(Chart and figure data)

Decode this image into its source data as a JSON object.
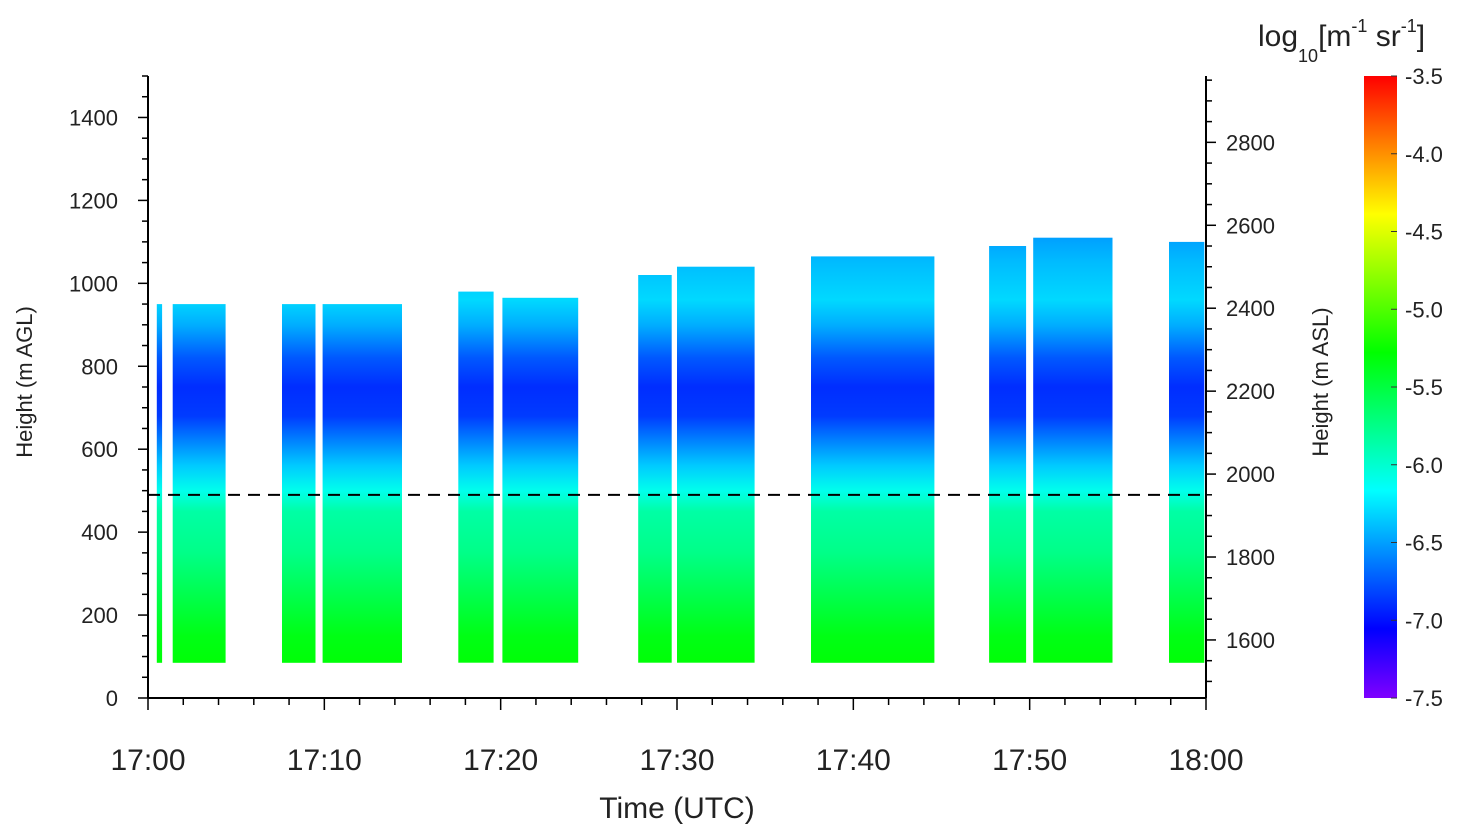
{
  "chart_data": {
    "type": "heatmap",
    "title": "",
    "xlabel": "Time (UTC)",
    "ylabel": "Height (m AGL)",
    "y2label": "Height (m ASL)",
    "xlim": [
      "17:00",
      "18:00"
    ],
    "ylim": [
      0,
      1500
    ],
    "y2lim": [
      1460,
      2960
    ],
    "xticks": [
      "17:00",
      "17:10",
      "17:20",
      "17:30",
      "17:40",
      "17:50",
      "18:00"
    ],
    "yticks": [
      0,
      200,
      400,
      600,
      800,
      1000,
      1200,
      1400
    ],
    "y2ticks": [
      1600,
      1800,
      2000,
      2200,
      2400,
      2600,
      2800
    ],
    "grid": false,
    "reference_line": {
      "y": 490,
      "style": "dashed"
    },
    "colorbar": {
      "label_base": "log",
      "label_sub": "10",
      "label_unit_open": "[m",
      "label_exp1": "-1",
      "label_mid": " sr",
      "label_exp2": "-1",
      "label_close": "]",
      "min": -7.5,
      "max": -3.5,
      "tick_values": [
        -3.5,
        -4.0,
        -4.5,
        -5.0,
        -5.5,
        -6.0,
        -6.5,
        -7.0,
        -7.5
      ],
      "tick_labels": [
        "-3.5",
        "-4.0",
        "-4.5",
        "-5.0",
        "-5.5",
        "-6.0",
        "-6.5",
        "-7.0",
        "-7.5"
      ],
      "colors": [
        "#7f00ff",
        "#0000ff",
        "#0080ff",
        "#00ffff",
        "#00ff80",
        "#00ff00",
        "#80ff00",
        "#ffff00",
        "#ff8000",
        "#ff0000"
      ]
    },
    "profile": {
      "heights": [
        80,
        150,
        250,
        350,
        450,
        500,
        560,
        620,
        680,
        750,
        820,
        900,
        960,
        1050,
        1110
      ],
      "values": [
        -5.3,
        -5.35,
        -5.55,
        -5.75,
        -5.85,
        -6.1,
        -6.35,
        -6.6,
        -6.85,
        -6.9,
        -6.75,
        -6.45,
        -6.3,
        -6.4,
        -6.5
      ]
    },
    "segments": [
      {
        "start": "17:00.5",
        "end": "17:00.8",
        "bottom": 85,
        "top": 950
      },
      {
        "start": "17:01.4",
        "end": "17:04.4",
        "bottom": 85,
        "top": 950
      },
      {
        "start": "17:07.6",
        "end": "17:09.5",
        "bottom": 85,
        "top": 950
      },
      {
        "start": "17:09.9",
        "end": "17:14.4",
        "bottom": 85,
        "top": 950
      },
      {
        "start": "17:17.6",
        "end": "17:19.6",
        "bottom": 85,
        "top": 980
      },
      {
        "start": "17:20.1",
        "end": "17:24.4",
        "bottom": 85,
        "top": 965
      },
      {
        "start": "17:27.8",
        "end": "17:29.7",
        "bottom": 85,
        "top": 1020
      },
      {
        "start": "17:30.0",
        "end": "17:34.4",
        "bottom": 85,
        "top": 1040
      },
      {
        "start": "17:37.6",
        "end": "17:44.6",
        "bottom": 85,
        "top": 1065
      },
      {
        "start": "17:47.7",
        "end": "17:49.8",
        "bottom": 85,
        "top": 1090
      },
      {
        "start": "17:50.2",
        "end": "17:54.7",
        "bottom": 85,
        "top": 1110
      },
      {
        "start": "17:57.9",
        "end": "17:59.9",
        "bottom": 85,
        "top": 1100
      }
    ]
  }
}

## Written problem
The entries above are to be returned exactly, without their pictures.

## Task answer
Decode this image into its source data as a JSON object.
{
  "chart_data": {
    "type": "heatmap",
    "title": "",
    "xlabel": "Time (UTC)",
    "ylabel": "Height (m AGL)",
    "y2label": "Height (m ASL)",
    "xlim": [
      "17:00",
      "18:00"
    ],
    "ylim": [
      0,
      1500
    ],
    "y2lim": [
      1460,
      2960
    ],
    "xticks": [
      "17:00",
      "17:10",
      "17:20",
      "17:30",
      "17:40",
      "17:50",
      "18:00"
    ],
    "yticks": [
      0,
      200,
      400,
      600,
      800,
      1000,
      1200,
      1400
    ],
    "y2ticks": [
      1600,
      1800,
      2000,
      2200,
      2400,
      2600,
      2800
    ],
    "grid": false,
    "reference_line": {
      "y": 490,
      "style": "dashed"
    },
    "colorbar": {
      "label_base": "log",
      "label_sub": "10",
      "label_unit_open": "[m",
      "label_exp1": "-1",
      "label_mid": " sr",
      "label_exp2": "-1",
      "label_close": "]",
      "min": -7.5,
      "max": -3.5,
      "tick_values": [
        -3.5,
        -4.0,
        -4.5,
        -5.0,
        -5.5,
        -6.0,
        -6.5,
        -7.0,
        -7.5
      ],
      "tick_labels": [
        "-3.5",
        "-4.0",
        "-4.5",
        "-5.0",
        "-5.5",
        "-6.0",
        "-6.5",
        "-7.0",
        "-7.5"
      ],
      "colors": [
        "#7f00ff",
        "#0000ff",
        "#0080ff",
        "#00ffff",
        "#00ff80",
        "#00ff00",
        "#80ff00",
        "#ffff00",
        "#ff8000",
        "#ff0000"
      ]
    },
    "profile": {
      "heights": [
        80,
        150,
        250,
        350,
        450,
        500,
        560,
        620,
        680,
        750,
        820,
        900,
        960,
        1050,
        1110
      ],
      "values": [
        -5.3,
        -5.35,
        -5.55,
        -5.75,
        -5.85,
        -6.1,
        -6.35,
        -6.6,
        -6.85,
        -6.9,
        -6.75,
        -6.45,
        -6.3,
        -6.4,
        -6.5
      ]
    },
    "segments": [
      {
        "start": "17:00.5",
        "end": "17:00.8",
        "bottom": 85,
        "top": 950
      },
      {
        "start": "17:01.4",
        "end": "17:04.4",
        "bottom": 85,
        "top": 950
      },
      {
        "start": "17:07.6",
        "end": "17:09.5",
        "bottom": 85,
        "top": 950
      },
      {
        "start": "17:09.9",
        "end": "17:14.4",
        "bottom": 85,
        "top": 950
      },
      {
        "start": "17:17.6",
        "end": "17:19.6",
        "bottom": 85,
        "top": 980
      },
      {
        "start": "17:20.1",
        "end": "17:24.4",
        "bottom": 85,
        "top": 965
      },
      {
        "start": "17:27.8",
        "end": "17:29.7",
        "bottom": 85,
        "top": 1020
      },
      {
        "start": "17:30.0",
        "end": "17:34.4",
        "bottom": 85,
        "top": 1040
      },
      {
        "start": "17:37.6",
        "end": "17:44.6",
        "bottom": 85,
        "top": 1065
      },
      {
        "start": "17:47.7",
        "end": "17:49.8",
        "bottom": 85,
        "top": 1090
      },
      {
        "start": "17:50.2",
        "end": "17:54.7",
        "bottom": 85,
        "top": 1110
      },
      {
        "start": "17:57.9",
        "end": "17:59.9",
        "bottom": 85,
        "top": 1100
      }
    ]
  }
}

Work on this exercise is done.